-------- DATA FOR THIS EXERCISE --------
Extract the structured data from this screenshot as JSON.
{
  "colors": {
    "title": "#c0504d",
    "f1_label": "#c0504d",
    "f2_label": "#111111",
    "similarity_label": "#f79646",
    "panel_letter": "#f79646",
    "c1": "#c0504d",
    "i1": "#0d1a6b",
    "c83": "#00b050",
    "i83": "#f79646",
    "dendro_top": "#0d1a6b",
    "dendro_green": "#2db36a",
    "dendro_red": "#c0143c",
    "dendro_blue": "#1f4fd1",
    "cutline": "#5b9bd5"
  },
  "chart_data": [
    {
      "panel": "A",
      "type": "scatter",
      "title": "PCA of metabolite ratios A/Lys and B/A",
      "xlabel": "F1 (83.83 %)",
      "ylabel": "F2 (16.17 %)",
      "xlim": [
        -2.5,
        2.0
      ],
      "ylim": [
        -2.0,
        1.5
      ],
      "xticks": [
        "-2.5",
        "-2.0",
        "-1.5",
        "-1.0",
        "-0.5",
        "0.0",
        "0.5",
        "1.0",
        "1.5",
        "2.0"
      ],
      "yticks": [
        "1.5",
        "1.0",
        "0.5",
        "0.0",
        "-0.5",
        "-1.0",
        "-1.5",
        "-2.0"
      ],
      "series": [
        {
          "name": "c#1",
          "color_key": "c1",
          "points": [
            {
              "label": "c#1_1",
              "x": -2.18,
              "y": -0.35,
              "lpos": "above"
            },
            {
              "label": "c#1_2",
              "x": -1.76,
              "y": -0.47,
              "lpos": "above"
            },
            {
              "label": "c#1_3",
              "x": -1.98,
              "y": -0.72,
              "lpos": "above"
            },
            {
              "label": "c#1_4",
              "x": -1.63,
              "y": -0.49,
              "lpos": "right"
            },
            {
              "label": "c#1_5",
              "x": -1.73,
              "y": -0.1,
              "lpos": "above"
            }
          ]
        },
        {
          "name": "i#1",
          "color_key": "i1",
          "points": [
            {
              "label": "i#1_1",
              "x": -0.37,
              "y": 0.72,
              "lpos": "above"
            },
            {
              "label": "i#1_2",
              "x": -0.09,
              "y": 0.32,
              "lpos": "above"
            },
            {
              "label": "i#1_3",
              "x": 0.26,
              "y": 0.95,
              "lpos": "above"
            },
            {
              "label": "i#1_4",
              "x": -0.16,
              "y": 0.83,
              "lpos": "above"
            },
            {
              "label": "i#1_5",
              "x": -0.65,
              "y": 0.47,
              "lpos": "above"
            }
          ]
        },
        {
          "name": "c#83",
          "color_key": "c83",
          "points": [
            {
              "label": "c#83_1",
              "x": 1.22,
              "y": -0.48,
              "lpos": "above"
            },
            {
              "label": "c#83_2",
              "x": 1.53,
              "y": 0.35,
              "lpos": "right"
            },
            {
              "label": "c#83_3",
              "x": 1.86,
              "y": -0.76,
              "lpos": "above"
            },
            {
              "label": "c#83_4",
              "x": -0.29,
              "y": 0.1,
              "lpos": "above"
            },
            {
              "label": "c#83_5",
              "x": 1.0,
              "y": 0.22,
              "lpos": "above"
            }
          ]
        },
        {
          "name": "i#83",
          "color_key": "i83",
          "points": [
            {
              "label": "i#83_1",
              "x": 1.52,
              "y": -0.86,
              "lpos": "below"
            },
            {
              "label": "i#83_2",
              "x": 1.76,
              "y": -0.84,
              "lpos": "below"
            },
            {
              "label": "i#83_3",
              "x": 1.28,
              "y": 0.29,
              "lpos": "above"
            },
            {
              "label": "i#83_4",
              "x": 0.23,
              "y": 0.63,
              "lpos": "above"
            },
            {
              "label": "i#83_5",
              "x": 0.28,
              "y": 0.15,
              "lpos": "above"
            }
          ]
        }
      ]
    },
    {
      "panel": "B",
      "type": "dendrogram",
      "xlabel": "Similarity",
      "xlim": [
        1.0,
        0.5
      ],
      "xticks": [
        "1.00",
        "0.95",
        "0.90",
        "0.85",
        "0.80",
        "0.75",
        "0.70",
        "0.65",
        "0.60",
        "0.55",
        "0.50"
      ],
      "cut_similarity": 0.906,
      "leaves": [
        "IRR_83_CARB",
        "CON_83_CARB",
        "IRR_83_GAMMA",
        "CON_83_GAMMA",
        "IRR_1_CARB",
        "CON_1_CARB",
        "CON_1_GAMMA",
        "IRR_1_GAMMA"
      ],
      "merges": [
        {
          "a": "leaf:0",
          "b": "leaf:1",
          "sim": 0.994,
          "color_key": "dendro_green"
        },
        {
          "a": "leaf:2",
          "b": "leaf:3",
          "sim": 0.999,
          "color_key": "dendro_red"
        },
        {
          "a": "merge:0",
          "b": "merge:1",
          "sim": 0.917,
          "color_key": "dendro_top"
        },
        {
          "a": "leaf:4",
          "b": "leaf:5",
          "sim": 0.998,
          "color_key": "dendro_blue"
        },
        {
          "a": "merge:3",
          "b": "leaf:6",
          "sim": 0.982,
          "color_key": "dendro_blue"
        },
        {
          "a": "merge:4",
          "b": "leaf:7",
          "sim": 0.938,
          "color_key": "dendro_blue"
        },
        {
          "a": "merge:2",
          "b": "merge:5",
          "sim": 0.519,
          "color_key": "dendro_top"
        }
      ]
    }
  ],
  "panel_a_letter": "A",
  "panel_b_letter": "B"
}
--------
## WORK TO BE COMPLETED:
Return all of the data precisely as it appears.

## FULL SOLUTION:
Extract the structured data from this screenshot as JSON.
{
  "colors": {
    "title": "#c0504d",
    "f1_label": "#c0504d",
    "f2_label": "#111111",
    "similarity_label": "#f79646",
    "panel_letter": "#f79646",
    "c1": "#c0504d",
    "i1": "#0d1a6b",
    "c83": "#00b050",
    "i83": "#f79646",
    "dendro_top": "#0d1a6b",
    "dendro_green": "#2db36a",
    "dendro_red": "#c0143c",
    "dendro_blue": "#1f4fd1",
    "cutline": "#5b9bd5"
  },
  "chart_data": [
    {
      "panel": "A",
      "type": "scatter",
      "title": "PCA of metabolite ratios A/Lys and B/A",
      "xlabel": "F1 (83.83 %)",
      "ylabel": "F2 (16.17 %)",
      "xlim": [
        -2.5,
        2.0
      ],
      "ylim": [
        -2.0,
        1.5
      ],
      "xticks": [
        "-2.5",
        "-2.0",
        "-1.5",
        "-1.0",
        "-0.5",
        "0.0",
        "0.5",
        "1.0",
        "1.5",
        "2.0"
      ],
      "yticks": [
        "1.5",
        "1.0",
        "0.5",
        "0.0",
        "-0.5",
        "-1.0",
        "-1.5",
        "-2.0"
      ],
      "series": [
        {
          "name": "c#1",
          "color_key": "c1",
          "points": [
            {
              "label": "c#1_1",
              "x": -2.18,
              "y": -0.35,
              "lpos": "above"
            },
            {
              "label": "c#1_2",
              "x": -1.76,
              "y": -0.47,
              "lpos": "above"
            },
            {
              "label": "c#1_3",
              "x": -1.98,
              "y": -0.72,
              "lpos": "above"
            },
            {
              "label": "c#1_4",
              "x": -1.63,
              "y": -0.49,
              "lpos": "right"
            },
            {
              "label": "c#1_5",
              "x": -1.73,
              "y": -0.1,
              "lpos": "above"
            }
          ]
        },
        {
          "name": "i#1",
          "color_key": "i1",
          "points": [
            {
              "label": "i#1_1",
              "x": -0.37,
              "y": 0.72,
              "lpos": "above"
            },
            {
              "label": "i#1_2",
              "x": -0.09,
              "y": 0.32,
              "lpos": "above"
            },
            {
              "label": "i#1_3",
              "x": 0.26,
              "y": 0.95,
              "lpos": "above"
            },
            {
              "label": "i#1_4",
              "x": -0.16,
              "y": 0.83,
              "lpos": "above"
            },
            {
              "label": "i#1_5",
              "x": -0.65,
              "y": 0.47,
              "lpos": "above"
            }
          ]
        },
        {
          "name": "c#83",
          "color_key": "c83",
          "points": [
            {
              "label": "c#83_1",
              "x": 1.22,
              "y": -0.48,
              "lpos": "above"
            },
            {
              "label": "c#83_2",
              "x": 1.53,
              "y": 0.35,
              "lpos": "right"
            },
            {
              "label": "c#83_3",
              "x": 1.86,
              "y": -0.76,
              "lpos": "above"
            },
            {
              "label": "c#83_4",
              "x": -0.29,
              "y": 0.1,
              "lpos": "above"
            },
            {
              "label": "c#83_5",
              "x": 1.0,
              "y": 0.22,
              "lpos": "above"
            }
          ]
        },
        {
          "name": "i#83",
          "color_key": "i83",
          "points": [
            {
              "label": "i#83_1",
              "x": 1.52,
              "y": -0.86,
              "lpos": "below"
            },
            {
              "label": "i#83_2",
              "x": 1.76,
              "y": -0.84,
              "lpos": "below"
            },
            {
              "label": "i#83_3",
              "x": 1.28,
              "y": 0.29,
              "lpos": "above"
            },
            {
              "label": "i#83_4",
              "x": 0.23,
              "y": 0.63,
              "lpos": "above"
            },
            {
              "label": "i#83_5",
              "x": 0.28,
              "y": 0.15,
              "lpos": "above"
            }
          ]
        }
      ]
    },
    {
      "panel": "B",
      "type": "dendrogram",
      "xlabel": "Similarity",
      "xlim": [
        1.0,
        0.5
      ],
      "xticks": [
        "1.00",
        "0.95",
        "0.90",
        "0.85",
        "0.80",
        "0.75",
        "0.70",
        "0.65",
        "0.60",
        "0.55",
        "0.50"
      ],
      "cut_similarity": 0.906,
      "leaves": [
        "IRR_83_CARB",
        "CON_83_CARB",
        "IRR_83_GAMMA",
        "CON_83_GAMMA",
        "IRR_1_CARB",
        "CON_1_CARB",
        "CON_1_GAMMA",
        "IRR_1_GAMMA"
      ],
      "merges": [
        {
          "a": "leaf:0",
          "b": "leaf:1",
          "sim": 0.994,
          "color_key": "dendro_green"
        },
        {
          "a": "leaf:2",
          "b": "leaf:3",
          "sim": 0.999,
          "color_key": "dendro_red"
        },
        {
          "a": "merge:0",
          "b": "merge:1",
          "sim": 0.917,
          "color_key": "dendro_top"
        },
        {
          "a": "leaf:4",
          "b": "leaf:5",
          "sim": 0.998,
          "color_key": "dendro_blue"
        },
        {
          "a": "merge:3",
          "b": "leaf:6",
          "sim": 0.982,
          "color_key": "dendro_blue"
        },
        {
          "a": "merge:4",
          "b": "leaf:7",
          "sim": 0.938,
          "color_key": "dendro_blue"
        },
        {
          "a": "merge:2",
          "b": "merge:5",
          "sim": 0.519,
          "color_key": "dendro_top"
        }
      ]
    }
  ],
  "panel_a_letter": "A",
  "panel_b_letter": "B"
}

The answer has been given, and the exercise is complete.